(Items from a data source)
——
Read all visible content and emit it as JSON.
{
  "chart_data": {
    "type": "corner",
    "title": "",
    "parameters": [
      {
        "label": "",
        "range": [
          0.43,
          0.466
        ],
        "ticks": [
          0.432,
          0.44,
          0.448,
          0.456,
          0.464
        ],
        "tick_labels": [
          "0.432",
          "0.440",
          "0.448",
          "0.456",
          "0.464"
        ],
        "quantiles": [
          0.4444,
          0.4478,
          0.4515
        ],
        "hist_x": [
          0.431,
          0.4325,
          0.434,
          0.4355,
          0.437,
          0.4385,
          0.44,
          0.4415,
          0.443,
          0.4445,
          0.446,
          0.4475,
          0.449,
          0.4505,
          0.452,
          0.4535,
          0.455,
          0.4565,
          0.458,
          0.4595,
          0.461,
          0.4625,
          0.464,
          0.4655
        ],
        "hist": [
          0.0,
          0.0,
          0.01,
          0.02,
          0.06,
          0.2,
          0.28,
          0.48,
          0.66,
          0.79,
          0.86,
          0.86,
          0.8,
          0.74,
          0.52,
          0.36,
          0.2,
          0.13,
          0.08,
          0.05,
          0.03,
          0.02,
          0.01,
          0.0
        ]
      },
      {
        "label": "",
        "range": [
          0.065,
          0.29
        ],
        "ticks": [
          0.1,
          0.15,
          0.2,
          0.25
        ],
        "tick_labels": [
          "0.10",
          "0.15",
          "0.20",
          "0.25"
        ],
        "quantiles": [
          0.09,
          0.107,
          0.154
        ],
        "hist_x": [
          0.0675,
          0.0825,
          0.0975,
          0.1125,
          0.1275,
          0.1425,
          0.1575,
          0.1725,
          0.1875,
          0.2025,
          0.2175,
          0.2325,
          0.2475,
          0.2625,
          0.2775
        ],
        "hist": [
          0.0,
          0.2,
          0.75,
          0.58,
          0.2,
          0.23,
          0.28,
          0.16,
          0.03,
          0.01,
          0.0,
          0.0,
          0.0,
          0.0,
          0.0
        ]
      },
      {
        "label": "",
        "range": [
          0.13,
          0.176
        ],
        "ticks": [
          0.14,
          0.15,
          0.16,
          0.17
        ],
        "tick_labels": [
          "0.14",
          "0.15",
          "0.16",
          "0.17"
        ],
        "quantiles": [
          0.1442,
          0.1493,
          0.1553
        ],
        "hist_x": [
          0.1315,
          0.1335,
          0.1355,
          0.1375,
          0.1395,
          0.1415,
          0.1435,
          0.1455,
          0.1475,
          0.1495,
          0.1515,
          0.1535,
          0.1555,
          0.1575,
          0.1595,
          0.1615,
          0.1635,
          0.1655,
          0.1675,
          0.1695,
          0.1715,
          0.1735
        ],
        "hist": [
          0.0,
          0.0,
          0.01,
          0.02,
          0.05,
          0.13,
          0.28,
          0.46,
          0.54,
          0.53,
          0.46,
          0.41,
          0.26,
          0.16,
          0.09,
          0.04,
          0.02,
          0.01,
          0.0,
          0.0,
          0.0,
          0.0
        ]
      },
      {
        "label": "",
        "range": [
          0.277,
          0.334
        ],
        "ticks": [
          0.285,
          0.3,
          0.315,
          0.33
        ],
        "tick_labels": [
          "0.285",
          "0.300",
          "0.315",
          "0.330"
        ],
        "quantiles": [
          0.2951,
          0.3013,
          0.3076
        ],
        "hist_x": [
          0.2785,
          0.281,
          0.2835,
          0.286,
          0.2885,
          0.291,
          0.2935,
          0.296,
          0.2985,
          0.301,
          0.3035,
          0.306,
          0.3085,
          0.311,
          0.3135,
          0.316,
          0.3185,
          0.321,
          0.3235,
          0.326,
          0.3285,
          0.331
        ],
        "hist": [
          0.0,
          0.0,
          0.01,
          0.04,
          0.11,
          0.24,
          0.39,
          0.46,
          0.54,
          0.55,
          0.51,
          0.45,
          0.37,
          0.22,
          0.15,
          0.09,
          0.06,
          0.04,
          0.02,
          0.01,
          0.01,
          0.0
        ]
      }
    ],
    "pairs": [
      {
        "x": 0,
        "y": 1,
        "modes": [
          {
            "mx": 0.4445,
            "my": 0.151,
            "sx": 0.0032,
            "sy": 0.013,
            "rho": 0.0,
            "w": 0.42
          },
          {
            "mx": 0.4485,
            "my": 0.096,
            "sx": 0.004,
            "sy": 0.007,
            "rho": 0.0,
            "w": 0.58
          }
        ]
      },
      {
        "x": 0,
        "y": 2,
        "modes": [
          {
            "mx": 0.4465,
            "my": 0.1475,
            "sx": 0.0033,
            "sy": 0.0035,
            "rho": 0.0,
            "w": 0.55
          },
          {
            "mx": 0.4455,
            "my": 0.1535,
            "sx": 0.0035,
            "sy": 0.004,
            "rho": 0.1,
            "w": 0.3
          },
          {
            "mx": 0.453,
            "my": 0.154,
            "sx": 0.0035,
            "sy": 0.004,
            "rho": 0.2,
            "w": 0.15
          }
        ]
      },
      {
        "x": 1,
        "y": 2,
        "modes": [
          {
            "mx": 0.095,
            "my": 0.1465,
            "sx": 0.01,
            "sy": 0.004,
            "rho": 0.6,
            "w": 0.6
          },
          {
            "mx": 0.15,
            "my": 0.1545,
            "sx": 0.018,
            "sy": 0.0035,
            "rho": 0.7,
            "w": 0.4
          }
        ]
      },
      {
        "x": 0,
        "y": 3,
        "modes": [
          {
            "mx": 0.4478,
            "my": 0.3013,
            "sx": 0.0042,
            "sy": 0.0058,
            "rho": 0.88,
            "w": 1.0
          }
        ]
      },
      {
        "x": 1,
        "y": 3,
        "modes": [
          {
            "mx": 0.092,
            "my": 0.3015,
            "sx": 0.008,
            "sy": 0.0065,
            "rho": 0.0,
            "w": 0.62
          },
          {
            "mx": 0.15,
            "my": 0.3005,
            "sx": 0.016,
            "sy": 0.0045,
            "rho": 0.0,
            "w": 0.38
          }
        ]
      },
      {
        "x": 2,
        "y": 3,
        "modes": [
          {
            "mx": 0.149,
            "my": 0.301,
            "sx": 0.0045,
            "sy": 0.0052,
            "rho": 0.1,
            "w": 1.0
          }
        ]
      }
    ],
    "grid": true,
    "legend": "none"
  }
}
——
* WHAT YOU WILL DO:
Reproduce each record shown above without altering a single word.

* CORRECT RESPONSE:
Read all visible content and emit it as JSON.
{
  "chart_data": {
    "type": "corner",
    "title": "",
    "parameters": [
      {
        "label": "",
        "range": [
          0.43,
          0.466
        ],
        "ticks": [
          0.432,
          0.44,
          0.448,
          0.456,
          0.464
        ],
        "tick_labels": [
          "0.432",
          "0.440",
          "0.448",
          "0.456",
          "0.464"
        ],
        "quantiles": [
          0.4444,
          0.4478,
          0.4515
        ],
        "hist_x": [
          0.431,
          0.4325,
          0.434,
          0.4355,
          0.437,
          0.4385,
          0.44,
          0.4415,
          0.443,
          0.4445,
          0.446,
          0.4475,
          0.449,
          0.4505,
          0.452,
          0.4535,
          0.455,
          0.4565,
          0.458,
          0.4595,
          0.461,
          0.4625,
          0.464,
          0.4655
        ],
        "hist": [
          0.0,
          0.0,
          0.01,
          0.02,
          0.06,
          0.2,
          0.28,
          0.48,
          0.66,
          0.79,
          0.86,
          0.86,
          0.8,
          0.74,
          0.52,
          0.36,
          0.2,
          0.13,
          0.08,
          0.05,
          0.03,
          0.02,
          0.01,
          0.0
        ]
      },
      {
        "label": "",
        "range": [
          0.065,
          0.29
        ],
        "ticks": [
          0.1,
          0.15,
          0.2,
          0.25
        ],
        "tick_labels": [
          "0.10",
          "0.15",
          "0.20",
          "0.25"
        ],
        "quantiles": [
          0.09,
          0.107,
          0.154
        ],
        "hist_x": [
          0.0675,
          0.0825,
          0.0975,
          0.1125,
          0.1275,
          0.1425,
          0.1575,
          0.1725,
          0.1875,
          0.2025,
          0.2175,
          0.2325,
          0.2475,
          0.2625,
          0.2775
        ],
        "hist": [
          0.0,
          0.2,
          0.75,
          0.58,
          0.2,
          0.23,
          0.28,
          0.16,
          0.03,
          0.01,
          0.0,
          0.0,
          0.0,
          0.0,
          0.0
        ]
      },
      {
        "label": "",
        "range": [
          0.13,
          0.176
        ],
        "ticks": [
          0.14,
          0.15,
          0.16,
          0.17
        ],
        "tick_labels": [
          "0.14",
          "0.15",
          "0.16",
          "0.17"
        ],
        "quantiles": [
          0.1442,
          0.1493,
          0.1553
        ],
        "hist_x": [
          0.1315,
          0.1335,
          0.1355,
          0.1375,
          0.1395,
          0.1415,
          0.1435,
          0.1455,
          0.1475,
          0.1495,
          0.1515,
          0.1535,
          0.1555,
          0.1575,
          0.1595,
          0.1615,
          0.1635,
          0.1655,
          0.1675,
          0.1695,
          0.1715,
          0.1735
        ],
        "hist": [
          0.0,
          0.0,
          0.01,
          0.02,
          0.05,
          0.13,
          0.28,
          0.46,
          0.54,
          0.53,
          0.46,
          0.41,
          0.26,
          0.16,
          0.09,
          0.04,
          0.02,
          0.01,
          0.0,
          0.0,
          0.0,
          0.0
        ]
      },
      {
        "label": "",
        "range": [
          0.277,
          0.334
        ],
        "ticks": [
          0.285,
          0.3,
          0.315,
          0.33
        ],
        "tick_labels": [
          "0.285",
          "0.300",
          "0.315",
          "0.330"
        ],
        "quantiles": [
          0.2951,
          0.3013,
          0.3076
        ],
        "hist_x": [
          0.2785,
          0.281,
          0.2835,
          0.286,
          0.2885,
          0.291,
          0.2935,
          0.296,
          0.2985,
          0.301,
          0.3035,
          0.306,
          0.3085,
          0.311,
          0.3135,
          0.316,
          0.3185,
          0.321,
          0.3235,
          0.326,
          0.3285,
          0.331
        ],
        "hist": [
          0.0,
          0.0,
          0.01,
          0.04,
          0.11,
          0.24,
          0.39,
          0.46,
          0.54,
          0.55,
          0.51,
          0.45,
          0.37,
          0.22,
          0.15,
          0.09,
          0.06,
          0.04,
          0.02,
          0.01,
          0.01,
          0.0
        ]
      }
    ],
    "pairs": [
      {
        "x": 0,
        "y": 1,
        "modes": [
          {
            "mx": 0.4445,
            "my": 0.151,
            "sx": 0.0032,
            "sy": 0.013,
            "rho": 0.0,
            "w": 0.42
          },
          {
            "mx": 0.4485,
            "my": 0.096,
            "sx": 0.004,
            "sy": 0.007,
            "rho": 0.0,
            "w": 0.58
          }
        ]
      },
      {
        "x": 0,
        "y": 2,
        "modes": [
          {
            "mx": 0.4465,
            "my": 0.1475,
            "sx": 0.0033,
            "sy": 0.0035,
            "rho": 0.0,
            "w": 0.55
          },
          {
            "mx": 0.4455,
            "my": 0.1535,
            "sx": 0.0035,
            "sy": 0.004,
            "rho": 0.1,
            "w": 0.3
          },
          {
            "mx": 0.453,
            "my": 0.154,
            "sx": 0.0035,
            "sy": 0.004,
            "rho": 0.2,
            "w": 0.15
          }
        ]
      },
      {
        "x": 1,
        "y": 2,
        "modes": [
          {
            "mx": 0.095,
            "my": 0.1465,
            "sx": 0.01,
            "sy": 0.004,
            "rho": 0.6,
            "w": 0.6
          },
          {
            "mx": 0.15,
            "my": 0.1545,
            "sx": 0.018,
            "sy": 0.0035,
            "rho": 0.7,
            "w": 0.4
          }
        ]
      },
      {
        "x": 0,
        "y": 3,
        "modes": [
          {
            "mx": 0.4478,
            "my": 0.3013,
            "sx": 0.0042,
            "sy": 0.0058,
            "rho": 0.88,
            "w": 1.0
          }
        ]
      },
      {
        "x": 1,
        "y": 3,
        "modes": [
          {
            "mx": 0.092,
            "my": 0.3015,
            "sx": 0.008,
            "sy": 0.0065,
            "rho": 0.0,
            "w": 0.62
          },
          {
            "mx": 0.15,
            "my": 0.3005,
            "sx": 0.016,
            "sy": 0.0045,
            "rho": 0.0,
            "w": 0.38
          }
        ]
      },
      {
        "x": 2,
        "y": 3,
        "modes": [
          {
            "mx": 0.149,
            "my": 0.301,
            "sx": 0.0045,
            "sy": 0.0052,
            "rho": 0.1,
            "w": 1.0
          }
        ]
      }
    ],
    "grid": true,
    "legend": "none"
  }
}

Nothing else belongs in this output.